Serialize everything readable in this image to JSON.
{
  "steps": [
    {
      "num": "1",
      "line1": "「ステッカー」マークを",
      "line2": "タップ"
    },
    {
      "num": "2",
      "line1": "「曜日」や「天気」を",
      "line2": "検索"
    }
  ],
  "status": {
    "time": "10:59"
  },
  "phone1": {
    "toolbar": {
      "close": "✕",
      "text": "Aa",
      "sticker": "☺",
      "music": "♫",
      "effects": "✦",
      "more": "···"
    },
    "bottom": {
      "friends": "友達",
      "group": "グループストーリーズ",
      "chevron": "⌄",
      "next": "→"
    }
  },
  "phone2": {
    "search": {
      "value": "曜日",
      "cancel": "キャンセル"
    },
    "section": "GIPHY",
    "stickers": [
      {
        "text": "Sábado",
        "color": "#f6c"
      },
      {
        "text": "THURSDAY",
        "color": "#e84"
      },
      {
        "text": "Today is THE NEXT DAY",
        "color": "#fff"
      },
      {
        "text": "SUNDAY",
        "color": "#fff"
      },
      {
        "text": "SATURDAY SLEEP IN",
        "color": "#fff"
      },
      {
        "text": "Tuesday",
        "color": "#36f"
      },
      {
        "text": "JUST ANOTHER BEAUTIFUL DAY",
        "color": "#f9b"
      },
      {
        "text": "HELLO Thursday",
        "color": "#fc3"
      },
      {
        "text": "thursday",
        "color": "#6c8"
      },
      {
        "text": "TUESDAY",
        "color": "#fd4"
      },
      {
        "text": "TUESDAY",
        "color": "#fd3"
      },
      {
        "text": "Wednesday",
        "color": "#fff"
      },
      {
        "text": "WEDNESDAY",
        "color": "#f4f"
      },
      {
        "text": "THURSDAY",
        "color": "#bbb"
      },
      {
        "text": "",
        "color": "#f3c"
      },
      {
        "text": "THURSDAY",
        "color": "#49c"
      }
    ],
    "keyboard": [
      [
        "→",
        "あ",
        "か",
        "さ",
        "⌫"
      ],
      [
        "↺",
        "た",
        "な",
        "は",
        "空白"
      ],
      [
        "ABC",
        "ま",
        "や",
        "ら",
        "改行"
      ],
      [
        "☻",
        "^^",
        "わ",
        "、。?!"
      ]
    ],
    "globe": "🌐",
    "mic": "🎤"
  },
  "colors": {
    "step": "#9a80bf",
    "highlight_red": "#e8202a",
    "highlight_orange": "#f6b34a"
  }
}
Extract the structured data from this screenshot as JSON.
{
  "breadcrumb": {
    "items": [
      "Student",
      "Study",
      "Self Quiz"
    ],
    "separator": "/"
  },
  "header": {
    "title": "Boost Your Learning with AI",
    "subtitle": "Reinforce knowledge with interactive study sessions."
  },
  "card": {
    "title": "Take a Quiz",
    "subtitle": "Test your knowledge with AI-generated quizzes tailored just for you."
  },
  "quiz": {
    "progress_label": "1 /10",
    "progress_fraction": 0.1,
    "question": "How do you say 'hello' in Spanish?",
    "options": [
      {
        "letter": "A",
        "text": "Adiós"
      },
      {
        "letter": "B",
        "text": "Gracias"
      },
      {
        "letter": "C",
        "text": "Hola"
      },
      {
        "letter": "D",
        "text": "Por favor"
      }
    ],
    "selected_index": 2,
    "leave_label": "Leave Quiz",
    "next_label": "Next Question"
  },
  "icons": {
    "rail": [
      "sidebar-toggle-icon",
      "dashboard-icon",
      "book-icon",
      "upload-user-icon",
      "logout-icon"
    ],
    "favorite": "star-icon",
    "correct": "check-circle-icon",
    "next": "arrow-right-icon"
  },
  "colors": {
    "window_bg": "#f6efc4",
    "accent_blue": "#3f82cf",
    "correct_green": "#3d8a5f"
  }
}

------------------------

▸ Exercise details
Repeat the material word for word, in full.

▸ The output
Serialize everything readable in this image to JSON.
{
  "steps": [
    {
      "num": "1",
      "line1": "「ステッカー」マークを",
      "line2": "タップ"
    },
    {
      "num": "2",
      "line1": "「曜日」や「天気」を",
      "line2": "検索"
    }
  ],
  "status": {
    "time": "10:59"
  },
  "phone1": {
    "toolbar": {
      "close": "✕",
      "text": "Aa",
      "sticker": "☺",
      "music": "♫",
      "effects": "✦",
      "more": "···"
    },
    "bottom": {
      "friends": "友達",
      "group": "グループストーリーズ",
      "chevron": "⌄",
      "next": "→"
    }
  },
  "phone2": {
    "search": {
      "value": "曜日",
      "cancel": "キャンセル"
    },
    "section": "GIPHY",
    "stickers": [
      {
        "text": "Sábado",
        "color": "#f6c"
      },
      {
        "text": "THURSDAY",
        "color": "#e84"
      },
      {
        "text": "Today is THE NEXT DAY",
        "color": "#fff"
      },
      {
        "text": "SUNDAY",
        "color": "#fff"
      },
      {
        "text": "SATURDAY SLEEP IN",
        "color": "#fff"
      },
      {
        "text": "Tuesday",
        "color": "#36f"
      },
      {
        "text": "JUST ANOTHER BEAUTIFUL DAY",
        "color": "#f9b"
      },
      {
        "text": "HELLO Thursday",
        "color": "#fc3"
      },
      {
        "text": "thursday",
        "color": "#6c8"
      },
      {
        "text": "TUESDAY",
        "color": "#fd4"
      },
      {
        "text": "TUESDAY",
        "color": "#fd3"
      },
      {
        "text": "Wednesday",
        "color": "#fff"
      },
      {
        "text": "WEDNESDAY",
        "color": "#f4f"
      },
      {
        "text": "THURSDAY",
        "color": "#bbb"
      },
      {
        "text": "",
        "color": "#f3c"
      },
      {
        "text": "THURSDAY",
        "color": "#49c"
      }
    ],
    "keyboard": [
      [
        "→",
        "あ",
        "か",
        "さ",
        "⌫"
      ],
      [
        "↺",
        "た",
        "な",
        "は",
        "空白"
      ],
      [
        "ABC",
        "ま",
        "や",
        "ら",
        "改行"
      ],
      [
        "☻",
        "^^",
        "わ",
        "、。?!"
      ]
    ],
    "globe": "🌐",
    "mic": "🎤"
  },
  "colors": {
    "step": "#9a80bf",
    "highlight_red": "#e8202a",
    "highlight_orange": "#f6b34a"
  }
}
Extract the structured data from this screenshot as JSON.
{
  "breadcrumb": {
    "items": [
      "Student",
      "Study",
      "Self Quiz"
    ],
    "separator": "/"
  },
  "header": {
    "title": "Boost Your Learning with AI",
    "subtitle": "Reinforce knowledge with interactive study sessions."
  },
  "card": {
    "title": "Take a Quiz",
    "subtitle": "Test your knowledge with AI-generated quizzes tailored just for you."
  },
  "quiz": {
    "progress_label": "1 /10",
    "progress_fraction": 0.1,
    "question": "How do you say 'hello' in Spanish?",
    "options": [
      {
        "letter": "A",
        "text": "Adiós"
      },
      {
        "letter": "B",
        "text": "Gracias"
      },
      {
        "letter": "C",
        "text": "Hola"
      },
      {
        "letter": "D",
        "text": "Por favor"
      }
    ],
    "selected_index": 2,
    "leave_label": "Leave Quiz",
    "next_label": "Next Question"
  },
  "icons": {
    "rail": [
      "sidebar-toggle-icon",
      "dashboard-icon",
      "book-icon",
      "upload-user-icon",
      "logout-icon"
    ],
    "favorite": "star-icon",
    "correct": "check-circle-icon",
    "next": "arrow-right-icon"
  },
  "colors": {
    "window_bg": "#f6efc4",
    "accent_blue": "#3f82cf",
    "correct_green": "#3d8a5f"
  }
}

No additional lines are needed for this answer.